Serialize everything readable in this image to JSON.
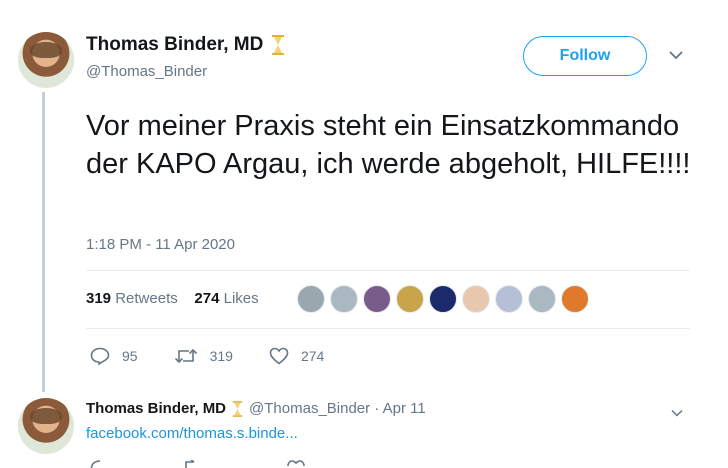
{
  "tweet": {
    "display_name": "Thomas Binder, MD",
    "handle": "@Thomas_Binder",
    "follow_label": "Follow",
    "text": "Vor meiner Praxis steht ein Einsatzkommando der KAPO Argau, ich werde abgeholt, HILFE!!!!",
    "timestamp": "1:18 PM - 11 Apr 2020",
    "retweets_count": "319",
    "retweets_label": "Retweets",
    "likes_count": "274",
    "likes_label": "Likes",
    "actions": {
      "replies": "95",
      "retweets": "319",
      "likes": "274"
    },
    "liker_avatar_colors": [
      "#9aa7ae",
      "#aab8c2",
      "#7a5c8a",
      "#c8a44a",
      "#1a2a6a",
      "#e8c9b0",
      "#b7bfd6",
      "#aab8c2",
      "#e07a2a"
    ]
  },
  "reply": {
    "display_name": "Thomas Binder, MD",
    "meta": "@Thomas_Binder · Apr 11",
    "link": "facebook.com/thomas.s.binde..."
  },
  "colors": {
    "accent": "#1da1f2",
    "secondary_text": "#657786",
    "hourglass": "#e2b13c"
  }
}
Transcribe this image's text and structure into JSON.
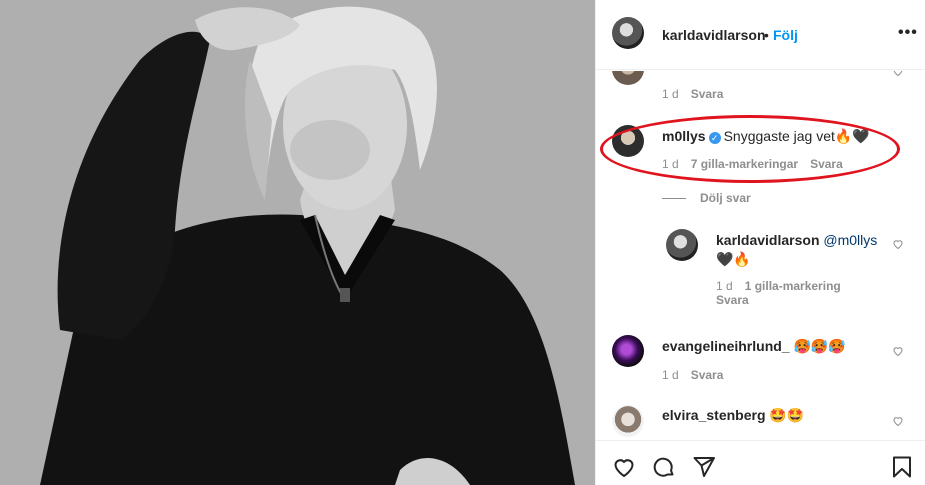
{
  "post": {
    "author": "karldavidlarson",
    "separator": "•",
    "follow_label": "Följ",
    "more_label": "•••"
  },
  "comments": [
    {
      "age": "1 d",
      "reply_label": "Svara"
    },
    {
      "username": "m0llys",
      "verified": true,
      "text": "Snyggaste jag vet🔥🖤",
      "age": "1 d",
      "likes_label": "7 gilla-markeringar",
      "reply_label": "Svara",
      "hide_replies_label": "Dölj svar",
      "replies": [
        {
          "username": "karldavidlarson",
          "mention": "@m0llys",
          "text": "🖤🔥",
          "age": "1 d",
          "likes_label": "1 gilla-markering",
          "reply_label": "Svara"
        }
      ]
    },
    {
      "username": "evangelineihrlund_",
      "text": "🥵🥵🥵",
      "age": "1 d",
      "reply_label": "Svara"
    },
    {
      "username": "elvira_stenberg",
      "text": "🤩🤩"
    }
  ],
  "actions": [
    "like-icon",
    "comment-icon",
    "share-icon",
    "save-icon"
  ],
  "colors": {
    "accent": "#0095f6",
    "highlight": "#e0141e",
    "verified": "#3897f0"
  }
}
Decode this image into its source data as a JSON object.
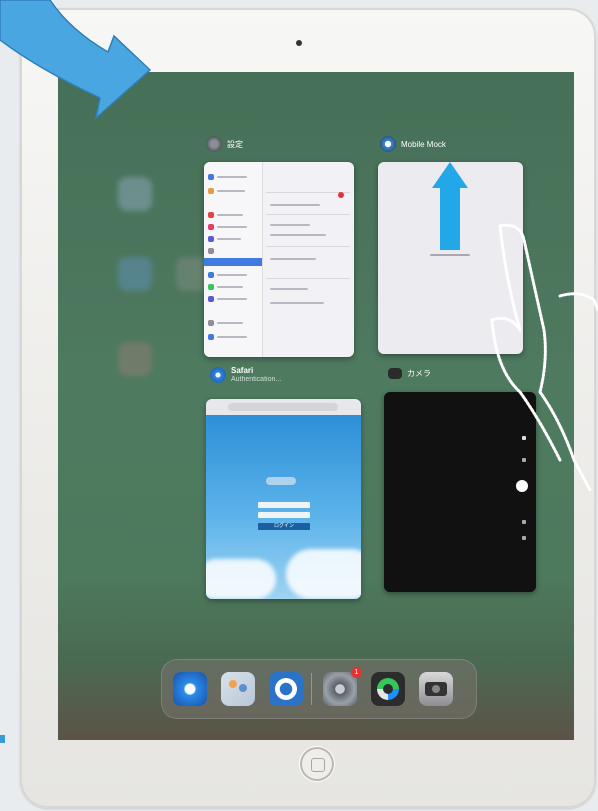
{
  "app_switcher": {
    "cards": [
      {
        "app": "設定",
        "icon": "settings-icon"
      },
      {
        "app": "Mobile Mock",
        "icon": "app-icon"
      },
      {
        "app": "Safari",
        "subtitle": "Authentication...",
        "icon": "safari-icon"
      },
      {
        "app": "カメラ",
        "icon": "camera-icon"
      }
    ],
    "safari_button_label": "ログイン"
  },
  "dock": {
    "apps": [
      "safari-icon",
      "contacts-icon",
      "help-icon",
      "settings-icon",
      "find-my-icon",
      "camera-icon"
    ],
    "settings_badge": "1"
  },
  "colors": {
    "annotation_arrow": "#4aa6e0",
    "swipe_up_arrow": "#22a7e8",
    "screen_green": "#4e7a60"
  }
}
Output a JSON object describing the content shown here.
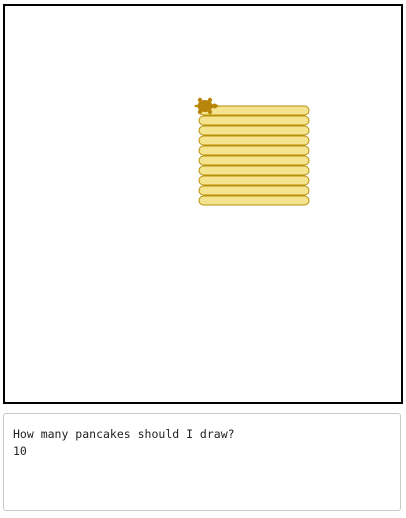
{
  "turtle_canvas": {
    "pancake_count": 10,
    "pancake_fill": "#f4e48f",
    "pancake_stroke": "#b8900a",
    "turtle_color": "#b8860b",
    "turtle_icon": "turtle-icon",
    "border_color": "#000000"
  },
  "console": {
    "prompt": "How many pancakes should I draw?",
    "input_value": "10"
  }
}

☆ ☆ ☆ ☆ ☆

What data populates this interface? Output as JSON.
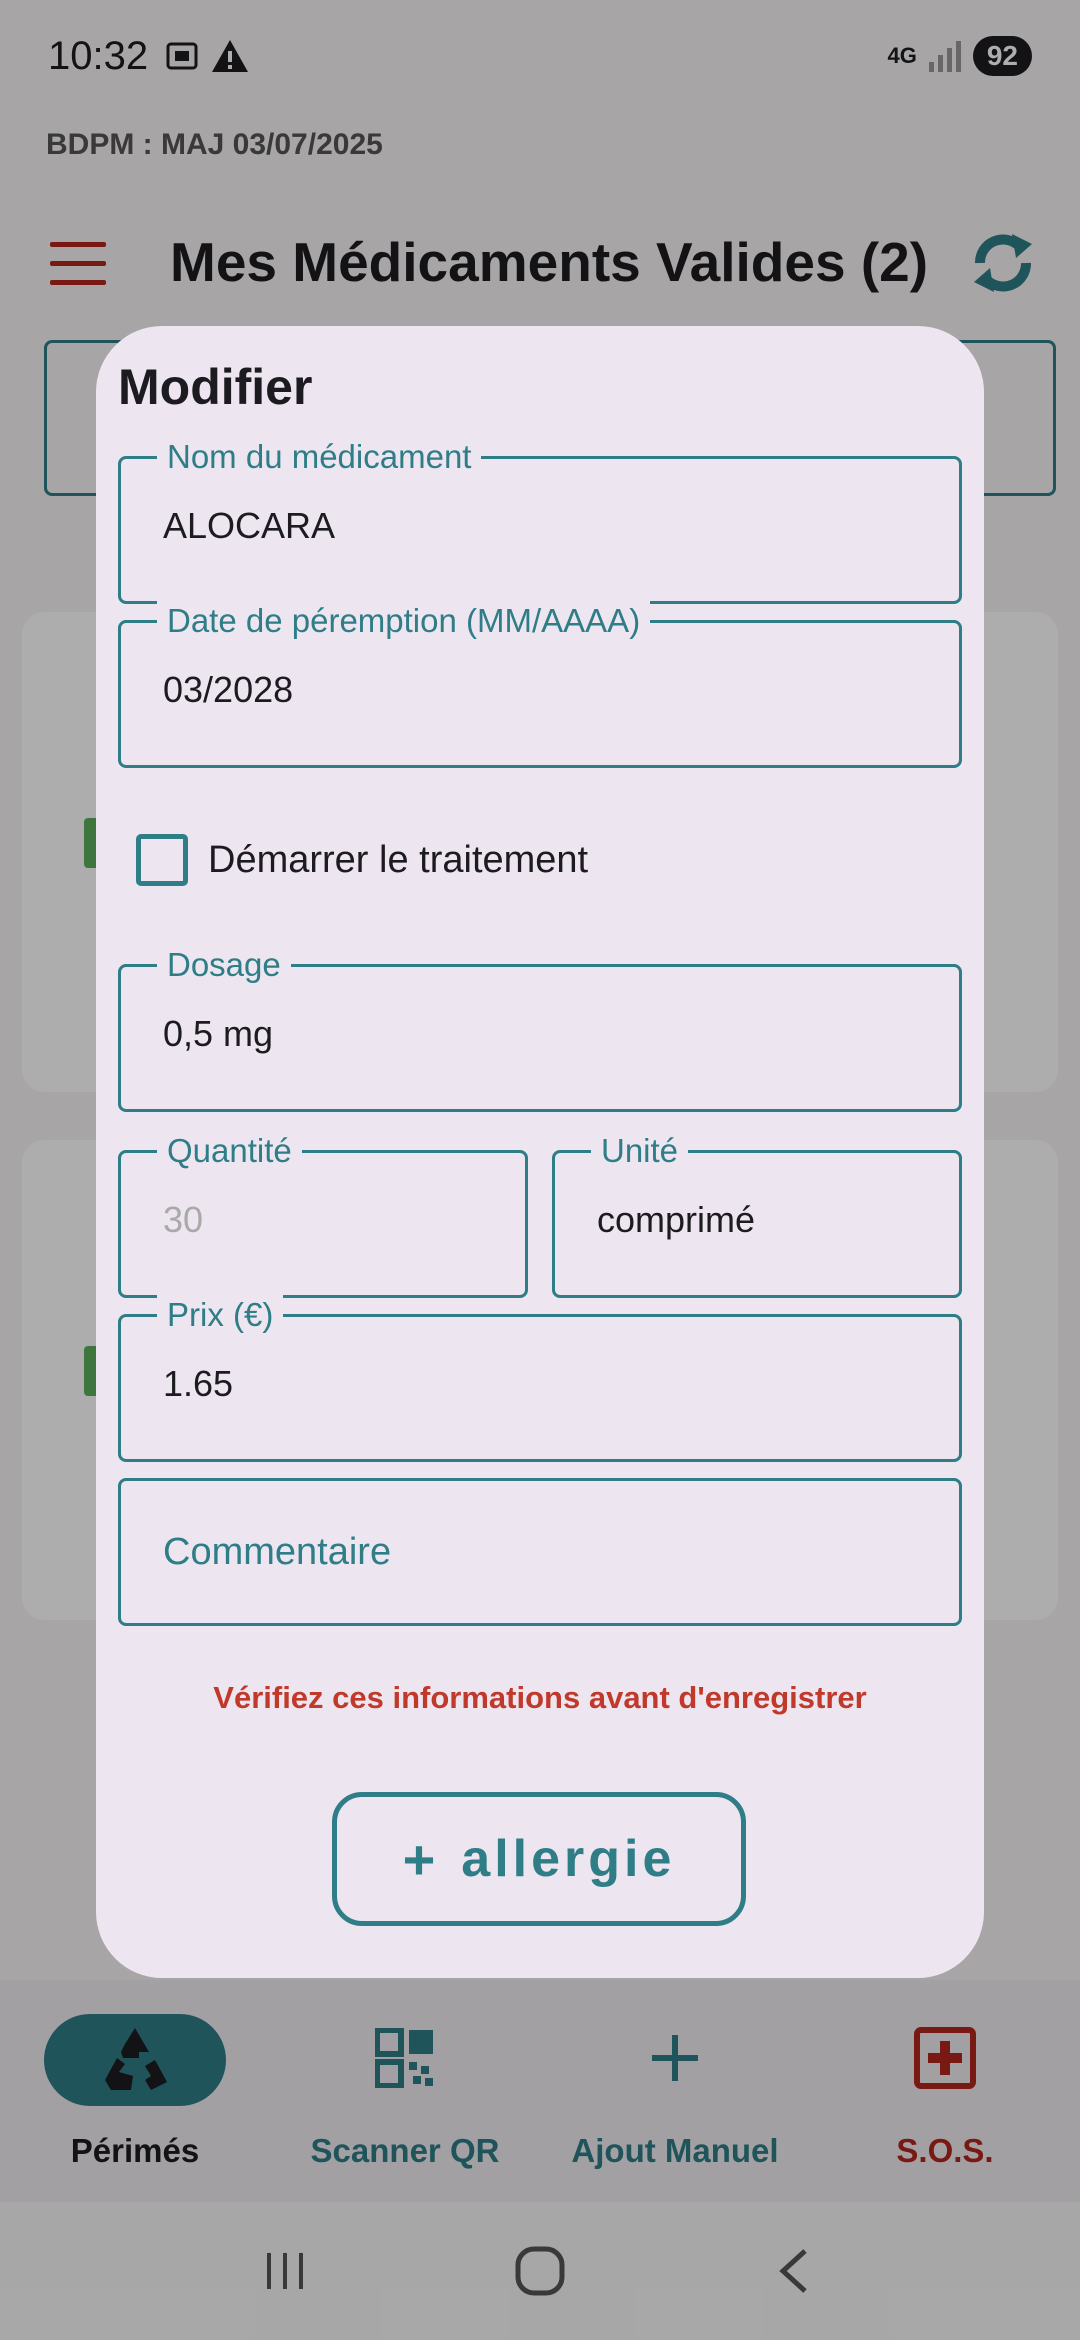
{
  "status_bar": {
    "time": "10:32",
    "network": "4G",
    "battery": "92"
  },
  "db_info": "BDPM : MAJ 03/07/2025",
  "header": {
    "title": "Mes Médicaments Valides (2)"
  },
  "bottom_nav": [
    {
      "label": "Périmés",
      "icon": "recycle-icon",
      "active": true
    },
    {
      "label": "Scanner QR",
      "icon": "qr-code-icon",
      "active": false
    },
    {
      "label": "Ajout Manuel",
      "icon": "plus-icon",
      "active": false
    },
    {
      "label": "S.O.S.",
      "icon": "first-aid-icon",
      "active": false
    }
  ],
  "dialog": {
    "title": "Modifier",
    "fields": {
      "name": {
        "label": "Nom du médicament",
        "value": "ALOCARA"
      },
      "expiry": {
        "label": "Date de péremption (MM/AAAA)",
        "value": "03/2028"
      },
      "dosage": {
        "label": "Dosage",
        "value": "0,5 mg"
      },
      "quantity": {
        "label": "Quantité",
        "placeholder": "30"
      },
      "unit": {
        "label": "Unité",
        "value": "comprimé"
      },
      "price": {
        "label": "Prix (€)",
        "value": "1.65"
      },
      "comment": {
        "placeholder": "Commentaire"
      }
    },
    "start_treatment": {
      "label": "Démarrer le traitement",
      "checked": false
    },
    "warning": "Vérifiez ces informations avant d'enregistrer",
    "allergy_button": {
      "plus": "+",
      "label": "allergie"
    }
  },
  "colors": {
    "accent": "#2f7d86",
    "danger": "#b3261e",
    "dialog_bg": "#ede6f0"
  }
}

☆ ☆ ☆ ☆ ☆

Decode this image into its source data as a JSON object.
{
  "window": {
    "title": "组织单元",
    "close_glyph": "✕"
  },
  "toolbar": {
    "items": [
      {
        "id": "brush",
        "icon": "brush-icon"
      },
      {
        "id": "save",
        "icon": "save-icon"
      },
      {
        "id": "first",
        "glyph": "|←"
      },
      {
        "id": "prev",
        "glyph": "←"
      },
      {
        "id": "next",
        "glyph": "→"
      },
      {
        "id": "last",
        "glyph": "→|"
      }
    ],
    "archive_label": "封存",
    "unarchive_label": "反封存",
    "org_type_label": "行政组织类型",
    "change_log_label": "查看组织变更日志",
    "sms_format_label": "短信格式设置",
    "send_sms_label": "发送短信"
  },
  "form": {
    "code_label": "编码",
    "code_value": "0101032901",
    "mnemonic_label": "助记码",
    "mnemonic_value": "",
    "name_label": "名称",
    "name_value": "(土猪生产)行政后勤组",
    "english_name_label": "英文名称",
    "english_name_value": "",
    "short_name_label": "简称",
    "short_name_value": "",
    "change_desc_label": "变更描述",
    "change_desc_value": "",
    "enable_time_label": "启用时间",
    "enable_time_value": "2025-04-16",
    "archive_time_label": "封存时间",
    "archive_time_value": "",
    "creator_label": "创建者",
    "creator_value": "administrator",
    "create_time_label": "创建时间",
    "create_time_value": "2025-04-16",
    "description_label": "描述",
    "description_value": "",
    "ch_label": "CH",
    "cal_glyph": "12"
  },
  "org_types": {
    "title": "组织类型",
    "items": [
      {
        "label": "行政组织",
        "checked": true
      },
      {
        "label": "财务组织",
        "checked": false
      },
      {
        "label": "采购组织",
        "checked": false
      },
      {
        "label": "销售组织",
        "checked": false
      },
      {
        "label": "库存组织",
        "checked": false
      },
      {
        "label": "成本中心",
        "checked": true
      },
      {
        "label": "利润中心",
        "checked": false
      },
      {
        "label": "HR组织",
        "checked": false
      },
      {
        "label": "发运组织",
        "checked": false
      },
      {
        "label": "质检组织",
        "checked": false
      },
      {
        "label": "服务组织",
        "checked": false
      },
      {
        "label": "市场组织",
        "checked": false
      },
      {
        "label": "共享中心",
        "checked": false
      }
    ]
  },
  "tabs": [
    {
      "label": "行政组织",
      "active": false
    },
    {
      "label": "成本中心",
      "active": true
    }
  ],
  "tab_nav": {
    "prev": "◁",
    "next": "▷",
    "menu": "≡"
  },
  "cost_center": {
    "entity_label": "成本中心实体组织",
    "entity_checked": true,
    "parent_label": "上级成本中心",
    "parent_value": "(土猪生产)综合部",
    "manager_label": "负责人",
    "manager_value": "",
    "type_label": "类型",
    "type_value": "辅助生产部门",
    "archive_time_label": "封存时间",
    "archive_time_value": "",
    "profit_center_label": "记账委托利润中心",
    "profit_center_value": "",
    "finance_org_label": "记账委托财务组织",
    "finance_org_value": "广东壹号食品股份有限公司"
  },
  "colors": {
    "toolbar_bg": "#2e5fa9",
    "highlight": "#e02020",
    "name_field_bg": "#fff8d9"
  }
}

☆ ☆ ☆ ☆ ☆

(Work instructions) Which lines include the word "image"? Copy every one of them.

(Written answer)
Serialize everything readable in this image to JSON.
Transcribe this image's text and structure into JSON.
Decode this image into its source data as a JSON object.
Decode this image into its source data as a JSON object.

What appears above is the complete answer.